Dataset entries on figures

◇ ◇ ◇ ◇ ◇

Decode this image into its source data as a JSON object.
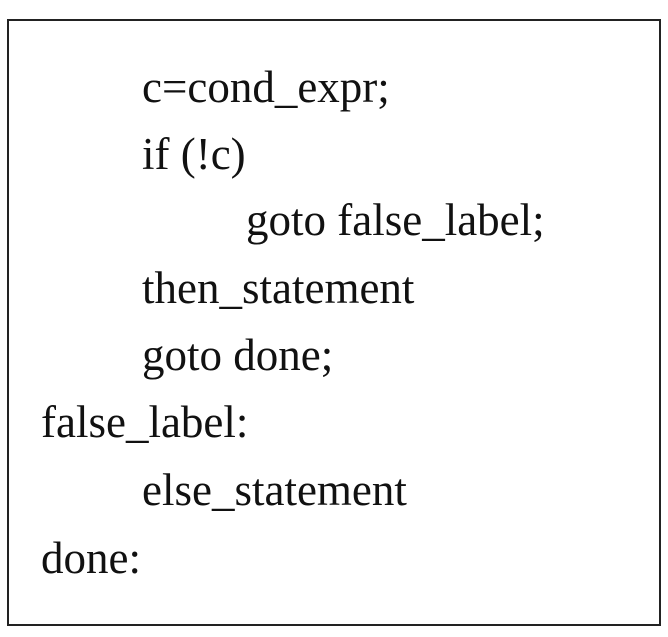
{
  "code": {
    "lines": [
      "c=cond_expr;",
      "if (!c)",
      "goto false_label;",
      "then_statement",
      "goto done;",
      "false_label:",
      "else_statement",
      "done:"
    ]
  }
}
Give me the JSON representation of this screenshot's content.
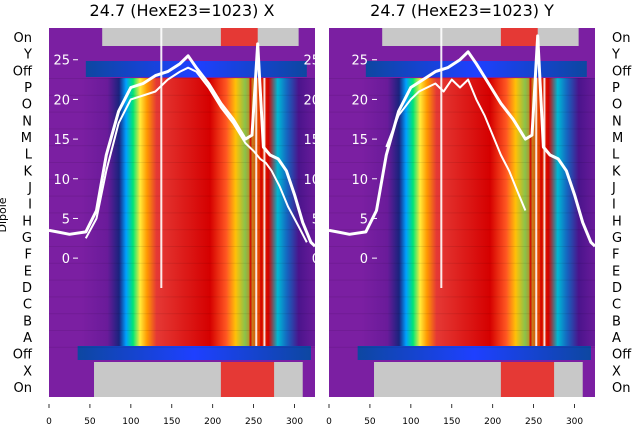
{
  "chart_data": [
    {
      "type": "heatmap",
      "title": "24.7 (HexE23=1023) X",
      "ylabel": "Dipole",
      "xlim": [
        0,
        325
      ],
      "x_ticks": [
        0,
        50,
        100,
        150,
        200,
        250,
        300
      ],
      "right_overlay_ticks": [
        25,
        20,
        15,
        10,
        5,
        0
      ],
      "overlay_ylim": [
        -17.5,
        29
      ],
      "dipole_labels_top_to_bottom": [
        "On",
        "Y",
        "Off",
        "P",
        "O",
        "N",
        "M",
        "L",
        "K",
        "J",
        "I",
        "H",
        "G",
        "F",
        "E",
        "D",
        "C",
        "B",
        "A",
        "Off",
        "X",
        "On"
      ],
      "overlay_traces": [
        {
          "x": [
            0,
            10,
            25,
            45,
            58,
            70,
            85,
            100,
            115,
            130,
            145,
            160,
            170,
            180,
            195,
            210,
            225,
            240,
            248,
            255,
            262,
            270,
            280,
            290,
            300,
            310,
            320,
            325
          ],
          "y": [
            3.5,
            3.3,
            3,
            3.3,
            6,
            13,
            18.5,
            21.5,
            22,
            23,
            23.5,
            24.5,
            25.5,
            24,
            22,
            19.5,
            17.5,
            15,
            15.5,
            27,
            14,
            13,
            12.5,
            11,
            8,
            4.5,
            2,
            1.5
          ]
        },
        {
          "x": [
            45,
            58,
            70,
            85,
            100,
            115,
            130,
            145,
            160,
            170,
            180,
            195,
            210,
            225,
            240,
            250,
            258,
            265,
            272,
            282,
            292,
            305,
            315
          ],
          "y": [
            2.5,
            5,
            11,
            17,
            20,
            20.5,
            21,
            22.5,
            23.5,
            24,
            23.5,
            21.5,
            19,
            17,
            14.5,
            13.5,
            12.5,
            12,
            11,
            9,
            6.5,
            4,
            2
          ]
        }
      ]
    },
    {
      "type": "heatmap",
      "title": "24.7 (HexE23=1023) Y",
      "xlim": [
        0,
        325
      ],
      "x_ticks": [
        0,
        50,
        100,
        150,
        200,
        250,
        300
      ],
      "left_overlay_ticks": [
        25,
        20,
        15,
        10,
        5,
        0
      ],
      "overlay_ylim": [
        -17.5,
        29
      ],
      "dipole_labels_top_to_bottom": [
        "On",
        "Y",
        "Off",
        "P",
        "O",
        "N",
        "M",
        "L",
        "K",
        "J",
        "I",
        "H",
        "G",
        "F",
        "E",
        "D",
        "C",
        "B",
        "A",
        "Off",
        "X",
        "On"
      ],
      "overlay_traces": [
        {
          "x": [
            0,
            10,
            25,
            45,
            58,
            70,
            85,
            100,
            115,
            130,
            145,
            160,
            170,
            180,
            195,
            210,
            225,
            240,
            248,
            255,
            262,
            270,
            280,
            290,
            300,
            310,
            320,
            325
          ],
          "y": [
            3.5,
            3.3,
            3,
            3.3,
            6,
            13,
            18.5,
            21.5,
            22.5,
            23.5,
            24,
            25,
            26,
            24.5,
            22,
            19.5,
            17.5,
            15,
            15.5,
            28,
            14,
            13,
            12.5,
            11,
            8,
            4.5,
            2,
            1.5
          ]
        },
        {
          "x": [
            70,
            85,
            100,
            110,
            120,
            130,
            140,
            150,
            160,
            170,
            180,
            190,
            200,
            210,
            220,
            230,
            240
          ],
          "y": [
            14,
            18,
            20,
            21,
            21.5,
            22,
            21,
            22.5,
            21.5,
            22.5,
            20,
            18,
            15.5,
            13,
            11,
            8.5,
            6
          ]
        }
      ]
    }
  ]
}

◇ ◇ ◇ ◇ ◇

» WHAT YOU HAVE TO DO
Write out the data precisely as given, excluding the pictures.

» ANSWER BELOW
Decode this image into its source data as a JSON object.
{
  "code": {
    "lines": [
      "c=cond_expr;",
      "if (!c)",
      "goto false_label;",
      "then_statement",
      "goto done;",
      "false_label:",
      "else_statement",
      "done:"
    ]
  }
}
Give me the JSON representation of this screenshot's content.
{
  "chart_data": [
    {
      "type": "heatmap",
      "title": "24.7 (HexE23=1023) X",
      "ylabel": "Dipole",
      "xlim": [
        0,
        325
      ],
      "x_ticks": [
        0,
        50,
        100,
        150,
        200,
        250,
        300
      ],
      "right_overlay_ticks": [
        25,
        20,
        15,
        10,
        5,
        0
      ],
      "overlay_ylim": [
        -17.5,
        29
      ],
      "dipole_labels_top_to_bottom": [
        "On",
        "Y",
        "Off",
        "P",
        "O",
        "N",
        "M",
        "L",
        "K",
        "J",
        "I",
        "H",
        "G",
        "F",
        "E",
        "D",
        "C",
        "B",
        "A",
        "Off",
        "X",
        "On"
      ],
      "overlay_traces": [
        {
          "x": [
            0,
            10,
            25,
            45,
            58,
            70,
            85,
            100,
            115,
            130,
            145,
            160,
            170,
            180,
            195,
            210,
            225,
            240,
            248,
            255,
            262,
            270,
            280,
            290,
            300,
            310,
            320,
            325
          ],
          "y": [
            3.5,
            3.3,
            3,
            3.3,
            6,
            13,
            18.5,
            21.5,
            22,
            23,
            23.5,
            24.5,
            25.5,
            24,
            22,
            19.5,
            17.5,
            15,
            15.5,
            27,
            14,
            13,
            12.5,
            11,
            8,
            4.5,
            2,
            1.5
          ]
        },
        {
          "x": [
            45,
            58,
            70,
            85,
            100,
            115,
            130,
            145,
            160,
            170,
            180,
            195,
            210,
            225,
            240,
            250,
            258,
            265,
            272,
            282,
            292,
            305,
            315
          ],
          "y": [
            2.5,
            5,
            11,
            17,
            20,
            20.5,
            21,
            22.5,
            23.5,
            24,
            23.5,
            21.5,
            19,
            17,
            14.5,
            13.5,
            12.5,
            12,
            11,
            9,
            6.5,
            4,
            2
          ]
        }
      ]
    },
    {
      "type": "heatmap",
      "title": "24.7 (HexE23=1023) Y",
      "xlim": [
        0,
        325
      ],
      "x_ticks": [
        0,
        50,
        100,
        150,
        200,
        250,
        300
      ],
      "left_overlay_ticks": [
        25,
        20,
        15,
        10,
        5,
        0
      ],
      "overlay_ylim": [
        -17.5,
        29
      ],
      "dipole_labels_top_to_bottom": [
        "On",
        "Y",
        "Off",
        "P",
        "O",
        "N",
        "M",
        "L",
        "K",
        "J",
        "I",
        "H",
        "G",
        "F",
        "E",
        "D",
        "C",
        "B",
        "A",
        "Off",
        "X",
        "On"
      ],
      "overlay_traces": [
        {
          "x": [
            0,
            10,
            25,
            45,
            58,
            70,
            85,
            100,
            115,
            130,
            145,
            160,
            170,
            180,
            195,
            210,
            225,
            240,
            248,
            255,
            262,
            270,
            280,
            290,
            300,
            310,
            320,
            325
          ],
          "y": [
            3.5,
            3.3,
            3,
            3.3,
            6,
            13,
            18.5,
            21.5,
            22.5,
            23.5,
            24,
            25,
            26,
            24.5,
            22,
            19.5,
            17.5,
            15,
            15.5,
            28,
            14,
            13,
            12.5,
            11,
            8,
            4.5,
            2,
            1.5
          ]
        },
        {
          "x": [
            70,
            85,
            100,
            110,
            120,
            130,
            140,
            150,
            160,
            170,
            180,
            190,
            200,
            210,
            220,
            230,
            240
          ],
          "y": [
            14,
            18,
            20,
            21,
            21.5,
            22,
            21,
            22.5,
            21.5,
            22.5,
            20,
            18,
            15.5,
            13,
            11,
            8.5,
            6
          ]
        }
      ]
    }
  ]
}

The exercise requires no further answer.